------ Extracted material

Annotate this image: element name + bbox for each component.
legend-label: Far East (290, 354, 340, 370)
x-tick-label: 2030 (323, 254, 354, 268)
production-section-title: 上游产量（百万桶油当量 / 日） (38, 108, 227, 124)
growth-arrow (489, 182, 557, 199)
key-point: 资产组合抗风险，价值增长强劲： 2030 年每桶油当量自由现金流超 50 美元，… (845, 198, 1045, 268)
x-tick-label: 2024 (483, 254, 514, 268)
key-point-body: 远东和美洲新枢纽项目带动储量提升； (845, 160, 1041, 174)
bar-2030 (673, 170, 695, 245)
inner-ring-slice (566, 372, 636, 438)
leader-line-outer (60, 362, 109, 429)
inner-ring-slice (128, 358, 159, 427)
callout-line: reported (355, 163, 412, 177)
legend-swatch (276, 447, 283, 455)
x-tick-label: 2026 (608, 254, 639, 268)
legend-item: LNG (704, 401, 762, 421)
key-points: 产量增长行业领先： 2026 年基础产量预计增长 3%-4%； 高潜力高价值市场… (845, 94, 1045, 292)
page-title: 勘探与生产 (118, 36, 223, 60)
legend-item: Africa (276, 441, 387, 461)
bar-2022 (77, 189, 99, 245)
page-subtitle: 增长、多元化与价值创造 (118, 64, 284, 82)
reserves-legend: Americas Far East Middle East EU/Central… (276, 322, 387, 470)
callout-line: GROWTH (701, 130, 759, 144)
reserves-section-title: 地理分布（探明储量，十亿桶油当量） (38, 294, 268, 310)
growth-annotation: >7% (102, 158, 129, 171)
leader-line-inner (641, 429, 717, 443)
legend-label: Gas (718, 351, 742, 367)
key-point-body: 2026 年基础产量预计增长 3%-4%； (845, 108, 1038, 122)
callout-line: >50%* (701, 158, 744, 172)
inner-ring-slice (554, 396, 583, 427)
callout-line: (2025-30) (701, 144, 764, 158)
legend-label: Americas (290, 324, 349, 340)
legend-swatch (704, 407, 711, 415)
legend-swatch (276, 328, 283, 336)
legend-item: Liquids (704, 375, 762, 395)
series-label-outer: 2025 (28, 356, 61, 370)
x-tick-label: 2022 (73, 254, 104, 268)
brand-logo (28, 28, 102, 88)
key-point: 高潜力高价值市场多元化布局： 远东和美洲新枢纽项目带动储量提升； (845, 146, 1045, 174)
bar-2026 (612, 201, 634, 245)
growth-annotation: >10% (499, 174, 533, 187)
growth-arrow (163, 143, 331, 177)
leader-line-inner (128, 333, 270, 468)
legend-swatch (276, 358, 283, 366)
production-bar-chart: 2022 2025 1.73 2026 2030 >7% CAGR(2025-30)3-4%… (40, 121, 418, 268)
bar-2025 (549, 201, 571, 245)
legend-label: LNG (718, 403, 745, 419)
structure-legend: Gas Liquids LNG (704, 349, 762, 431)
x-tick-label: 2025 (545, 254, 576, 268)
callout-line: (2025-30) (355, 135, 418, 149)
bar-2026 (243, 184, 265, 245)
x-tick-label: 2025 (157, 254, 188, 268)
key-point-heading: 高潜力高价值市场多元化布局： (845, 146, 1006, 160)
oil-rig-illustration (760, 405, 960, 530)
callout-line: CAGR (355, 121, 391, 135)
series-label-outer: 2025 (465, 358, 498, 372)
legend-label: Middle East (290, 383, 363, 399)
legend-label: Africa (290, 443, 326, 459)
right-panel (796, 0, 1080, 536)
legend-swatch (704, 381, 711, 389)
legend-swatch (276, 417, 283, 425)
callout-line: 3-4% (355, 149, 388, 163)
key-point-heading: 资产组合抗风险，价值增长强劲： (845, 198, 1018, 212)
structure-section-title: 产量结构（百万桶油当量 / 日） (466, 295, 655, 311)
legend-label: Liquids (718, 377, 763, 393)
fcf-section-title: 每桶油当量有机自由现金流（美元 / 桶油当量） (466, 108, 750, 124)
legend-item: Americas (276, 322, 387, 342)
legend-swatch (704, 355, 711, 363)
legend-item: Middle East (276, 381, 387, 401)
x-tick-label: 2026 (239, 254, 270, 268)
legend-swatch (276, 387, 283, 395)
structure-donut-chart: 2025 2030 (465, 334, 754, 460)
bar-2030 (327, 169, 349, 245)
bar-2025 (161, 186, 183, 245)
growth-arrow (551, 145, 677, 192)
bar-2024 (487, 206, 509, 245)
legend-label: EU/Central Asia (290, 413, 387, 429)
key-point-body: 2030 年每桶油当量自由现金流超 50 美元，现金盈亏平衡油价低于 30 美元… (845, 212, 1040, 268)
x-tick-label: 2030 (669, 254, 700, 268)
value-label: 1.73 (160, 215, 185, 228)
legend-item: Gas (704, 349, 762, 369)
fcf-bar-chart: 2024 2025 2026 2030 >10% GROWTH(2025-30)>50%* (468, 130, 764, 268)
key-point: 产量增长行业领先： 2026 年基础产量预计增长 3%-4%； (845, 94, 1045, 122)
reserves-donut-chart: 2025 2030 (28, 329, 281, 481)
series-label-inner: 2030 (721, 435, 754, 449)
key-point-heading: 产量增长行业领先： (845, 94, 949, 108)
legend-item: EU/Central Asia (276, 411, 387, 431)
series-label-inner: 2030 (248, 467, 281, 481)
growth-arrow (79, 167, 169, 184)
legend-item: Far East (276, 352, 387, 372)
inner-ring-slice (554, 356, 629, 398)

------------

**Problem:**
Rewrite every line of the data above, substituting "legend-marker" for each occurrence of "legend-swatch" and leaving everything else unchanged.

**Problem solution:**
Annotate this image: element name + bbox for each component.
legend-label: Far East (290, 354, 340, 370)
x-tick-label: 2030 (323, 254, 354, 268)
production-section-title: 上游产量（百万桶油当量 / 日） (38, 108, 227, 124)
growth-arrow (489, 182, 557, 199)
key-point: 资产组合抗风险，价值增长强劲： 2030 年每桶油当量自由现金流超 50 美元，… (845, 198, 1045, 268)
x-tick-label: 2024 (483, 254, 514, 268)
key-point-body: 远东和美洲新枢纽项目带动储量提升； (845, 160, 1041, 174)
bar-2030 (673, 170, 695, 245)
inner-ring-slice (566, 372, 636, 438)
leader-line-outer (60, 362, 109, 429)
inner-ring-slice (128, 358, 159, 427)
callout-line: reported (355, 163, 412, 177)
legend-marker (276, 447, 283, 455)
x-tick-label: 2026 (608, 254, 639, 268)
legend-item: LNG (704, 401, 762, 421)
key-points: 产量增长行业领先： 2026 年基础产量预计增长 3%-4%； 高潜力高价值市场… (845, 94, 1045, 292)
page-title: 勘探与生产 (118, 36, 223, 60)
legend-item: Africa (276, 441, 387, 461)
bar-2022 (77, 189, 99, 245)
page-subtitle: 增长、多元化与价值创造 (118, 64, 284, 82)
reserves-legend: Americas Far East Middle East EU/Central… (276, 322, 387, 470)
callout-line: GROWTH (701, 130, 759, 144)
reserves-section-title: 地理分布（探明储量，十亿桶油当量） (38, 294, 268, 310)
growth-annotation: >7% (102, 158, 129, 171)
leader-line-inner (641, 429, 717, 443)
legend-label: Gas (718, 351, 742, 367)
key-point-body: 2026 年基础产量预计增长 3%-4%； (845, 108, 1038, 122)
callout-line: >50%* (701, 158, 744, 172)
inner-ring-slice (554, 396, 583, 427)
callout-line: (2025-30) (701, 144, 764, 158)
legend-label: Americas (290, 324, 349, 340)
legend-marker (704, 407, 711, 415)
legend-marker (276, 328, 283, 336)
legend-item: Liquids (704, 375, 762, 395)
series-label-outer: 2025 (28, 356, 61, 370)
x-tick-label: 2022 (73, 254, 104, 268)
brand-logo (28, 28, 102, 88)
key-point: 高潜力高价值市场多元化布局： 远东和美洲新枢纽项目带动储量提升； (845, 146, 1045, 174)
bar-2026 (612, 201, 634, 245)
growth-annotation: >10% (499, 174, 533, 187)
growth-arrow (163, 143, 331, 177)
leader-line-inner (128, 333, 270, 468)
legend-marker (276, 358, 283, 366)
production-bar-chart: 2022 2025 1.73 2026 2030 >7% CAGR(2025-30)3-4%… (40, 121, 418, 268)
bar-2025 (549, 201, 571, 245)
legend-label: LNG (718, 403, 745, 419)
structure-legend: Gas Liquids LNG (704, 349, 762, 431)
x-tick-label: 2025 (545, 254, 576, 268)
callout-line: (2025-30) (355, 135, 418, 149)
bar-2026 (243, 184, 265, 245)
x-tick-label: 2025 (157, 254, 188, 268)
key-point-heading: 高潜力高价值市场多元化布局： (845, 146, 1006, 160)
oil-rig-illustration (760, 405, 960, 530)
callout-line: CAGR (355, 121, 391, 135)
series-label-outer: 2025 (465, 358, 498, 372)
legend-label: Middle East (290, 383, 363, 399)
legend-label: Africa (290, 443, 326, 459)
right-panel (796, 0, 1080, 536)
legend-marker (704, 381, 711, 389)
legend-marker (276, 417, 283, 425)
callout-line: 3-4% (355, 149, 388, 163)
key-point-heading: 资产组合抗风险，价值增长强劲： (845, 198, 1018, 212)
structure-section-title: 产量结构（百万桶油当量 / 日） (466, 295, 655, 311)
legend-label: Liquids (718, 377, 763, 393)
fcf-section-title: 每桶油当量有机自由现金流（美元 / 桶油当量） (466, 108, 750, 124)
legend-item: Americas (276, 322, 387, 342)
legend-marker (704, 355, 711, 363)
legend-item: Middle East (276, 381, 387, 401)
x-tick-label: 2026 (239, 254, 270, 268)
legend-marker (276, 387, 283, 395)
structure-donut-chart: 2025 2030 (465, 334, 754, 460)
bar-2030 (327, 169, 349, 245)
bar-2025 (161, 186, 183, 245)
growth-arrow (551, 145, 677, 192)
bar-2024 (487, 206, 509, 245)
legend-label: EU/Central Asia (290, 413, 387, 429)
key-point-body: 2030 年每桶油当量自由现金流超 50 美元，现金盈亏平衡油价低于 30 美元… (845, 212, 1040, 268)
x-tick-label: 2030 (669, 254, 700, 268)
value-label: 1.73 (160, 215, 185, 228)
legend-item: Gas (704, 349, 762, 369)
fcf-bar-chart: 2024 2025 2026 2030 >10% GROWTH(2025-30)>50%* (468, 130, 764, 268)
key-point: 产量增长行业领先： 2026 年基础产量预计增长 3%-4%； (845, 94, 1045, 122)
reserves-donut-chart: 2025 2030 (28, 329, 281, 481)
series-label-inner: 2030 (721, 435, 754, 449)
key-point-heading: 产量增长行业领先： (845, 94, 949, 108)
legend-item: EU/Central Asia (276, 411, 387, 431)
series-label-inner: 2030 (248, 467, 281, 481)
growth-arrow (79, 167, 169, 184)
legend-item: Far East (276, 352, 387, 372)
inner-ring-slice (554, 356, 629, 398)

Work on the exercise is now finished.